-- Start of EXTRACTED ENTRIES --

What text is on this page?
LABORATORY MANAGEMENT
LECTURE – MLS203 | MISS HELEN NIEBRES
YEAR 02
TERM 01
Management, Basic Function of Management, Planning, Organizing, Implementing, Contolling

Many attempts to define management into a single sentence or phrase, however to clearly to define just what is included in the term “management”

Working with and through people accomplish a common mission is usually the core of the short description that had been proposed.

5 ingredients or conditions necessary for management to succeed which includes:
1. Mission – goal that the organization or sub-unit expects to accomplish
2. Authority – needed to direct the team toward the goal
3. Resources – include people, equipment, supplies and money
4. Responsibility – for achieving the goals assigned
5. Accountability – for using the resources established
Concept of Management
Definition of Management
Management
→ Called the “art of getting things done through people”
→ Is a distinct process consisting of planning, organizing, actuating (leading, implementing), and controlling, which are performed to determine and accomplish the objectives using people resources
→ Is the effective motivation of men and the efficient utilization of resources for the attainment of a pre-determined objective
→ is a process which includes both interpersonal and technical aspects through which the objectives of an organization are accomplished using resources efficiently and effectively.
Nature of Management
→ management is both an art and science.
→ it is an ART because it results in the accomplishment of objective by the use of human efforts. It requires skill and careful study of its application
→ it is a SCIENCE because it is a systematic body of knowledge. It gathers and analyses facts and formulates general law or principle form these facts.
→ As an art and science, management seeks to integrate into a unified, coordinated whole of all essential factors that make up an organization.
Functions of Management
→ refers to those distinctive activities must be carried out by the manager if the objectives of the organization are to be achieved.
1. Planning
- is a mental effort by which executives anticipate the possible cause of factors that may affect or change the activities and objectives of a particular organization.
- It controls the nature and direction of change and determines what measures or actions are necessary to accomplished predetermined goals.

-- End of EXTRACTED ENTRIES --

EXERCISE DESCRIPTION:
Repeat the records above exactly.

THE COMPLETED TASK:
What text is on this page?
LABORATORY MANAGEMENT
LECTURE – MLS203 | MISS HELEN NIEBRES
YEAR 02
TERM 01
Management, Basic Function of Management, Planning, Organizing, Implementing, Contolling

Many attempts to define management into a single sentence or phrase, however to clearly to define just what is included in the term “management”

Working with and through people accomplish a common mission is usually the core of the short description that had been proposed.

5 ingredients or conditions necessary for management to succeed which includes:
1. Mission – goal that the organization or sub-unit expects to accomplish
2. Authority – needed to direct the team toward the goal
3. Resources – include people, equipment, supplies and money
4. Responsibility – for achieving the goals assigned
5. Accountability – for using the resources established
Concept of Management
Definition of Management
Management
→ Called the “art of getting things done through people”
→ Is a distinct process consisting of planning, organizing, actuating (leading, implementing), and controlling, which are performed to determine and accomplish the objectives using people resources
→ Is the effective motivation of men and the efficient utilization of resources for the attainment of a pre-determined objective
→ is a process which includes both interpersonal and technical aspects through which the objectives of an organization are accomplished using resources efficiently and effectively.
Nature of Management
→ management is both an art and science.
→ it is an ART because it results in the accomplishment of objective by the use of human efforts. It requires skill and careful study of its application
→ it is a SCIENCE because it is a systematic body of knowledge. It gathers and analyses facts and formulates general law or principle form these facts.
→ As an art and science, management seeks to integrate into a unified, coordinated whole of all essential factors that make up an organization.
Functions of Management
→ refers to those distinctive activities must be carried out by the manager if the objectives of the organization are to be achieved.
1. Planning
- is a mental effort by which executives anticipate the possible cause of factors that may affect or change the activities and objectives of a particular organization.
- It controls the nature and direction of change and determines what measures or actions are necessary to accomplished predetermined goals.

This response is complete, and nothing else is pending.